▶ Task statement
Scan the material below for the string "организациях", and copy every line where it shows up.

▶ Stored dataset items
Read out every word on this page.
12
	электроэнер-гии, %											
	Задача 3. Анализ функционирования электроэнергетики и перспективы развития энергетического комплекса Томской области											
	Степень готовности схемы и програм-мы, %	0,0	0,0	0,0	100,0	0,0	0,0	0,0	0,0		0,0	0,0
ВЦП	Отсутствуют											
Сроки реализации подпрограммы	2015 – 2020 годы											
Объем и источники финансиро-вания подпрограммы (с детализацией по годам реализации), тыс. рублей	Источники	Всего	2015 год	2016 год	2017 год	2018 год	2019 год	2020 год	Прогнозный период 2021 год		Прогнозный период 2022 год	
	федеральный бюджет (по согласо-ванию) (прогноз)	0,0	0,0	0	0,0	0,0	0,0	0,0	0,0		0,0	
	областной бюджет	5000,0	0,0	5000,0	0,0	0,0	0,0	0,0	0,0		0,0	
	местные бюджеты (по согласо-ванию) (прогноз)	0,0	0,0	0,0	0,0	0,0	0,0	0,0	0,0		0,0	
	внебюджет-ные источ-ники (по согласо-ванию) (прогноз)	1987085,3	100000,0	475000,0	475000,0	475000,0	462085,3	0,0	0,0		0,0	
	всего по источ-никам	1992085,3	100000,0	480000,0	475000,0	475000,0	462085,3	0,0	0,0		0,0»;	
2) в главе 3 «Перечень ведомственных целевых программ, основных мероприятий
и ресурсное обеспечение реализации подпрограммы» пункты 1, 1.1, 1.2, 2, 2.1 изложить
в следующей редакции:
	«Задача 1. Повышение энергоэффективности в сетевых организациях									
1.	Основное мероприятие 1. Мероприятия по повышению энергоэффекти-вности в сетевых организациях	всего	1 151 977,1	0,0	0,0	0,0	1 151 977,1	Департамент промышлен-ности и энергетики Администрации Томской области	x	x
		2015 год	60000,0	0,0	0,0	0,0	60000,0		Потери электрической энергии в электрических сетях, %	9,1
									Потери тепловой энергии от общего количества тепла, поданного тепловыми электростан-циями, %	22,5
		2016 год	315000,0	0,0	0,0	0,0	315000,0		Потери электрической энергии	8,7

==

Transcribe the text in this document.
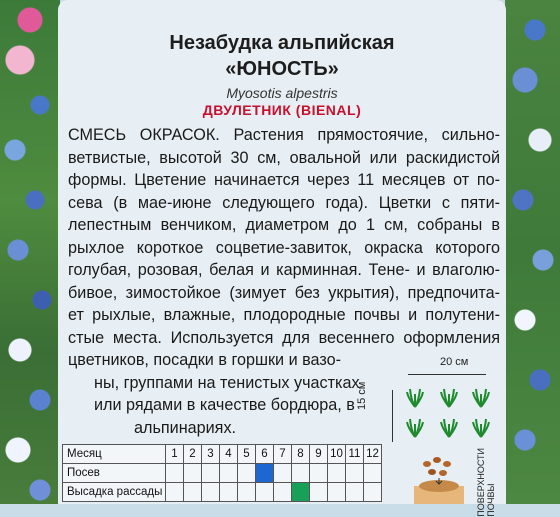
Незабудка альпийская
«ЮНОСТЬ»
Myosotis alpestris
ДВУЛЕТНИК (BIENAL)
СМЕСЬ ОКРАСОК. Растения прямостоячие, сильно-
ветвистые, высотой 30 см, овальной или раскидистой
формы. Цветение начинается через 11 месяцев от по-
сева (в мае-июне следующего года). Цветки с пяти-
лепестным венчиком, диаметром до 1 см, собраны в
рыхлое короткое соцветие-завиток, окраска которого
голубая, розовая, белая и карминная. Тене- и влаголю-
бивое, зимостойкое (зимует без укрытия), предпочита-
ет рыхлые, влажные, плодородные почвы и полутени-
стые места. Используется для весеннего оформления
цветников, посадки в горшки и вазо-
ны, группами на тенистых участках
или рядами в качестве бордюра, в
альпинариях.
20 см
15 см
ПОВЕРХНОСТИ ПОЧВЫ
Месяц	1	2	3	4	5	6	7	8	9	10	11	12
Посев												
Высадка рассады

▶ Result of the task
	«Задача 1. Повышение энергоэффективности в сетевых организациях									
1.	Основное мероприятие 1. Мероприятия по повышению энергоэффекти-вности в сетевых организациях	всего	1 151 977,1	0,0	0,0	0,0	1 151 977,1	Департамент промышлен-ности и энергетики Администрации Томской области	x	x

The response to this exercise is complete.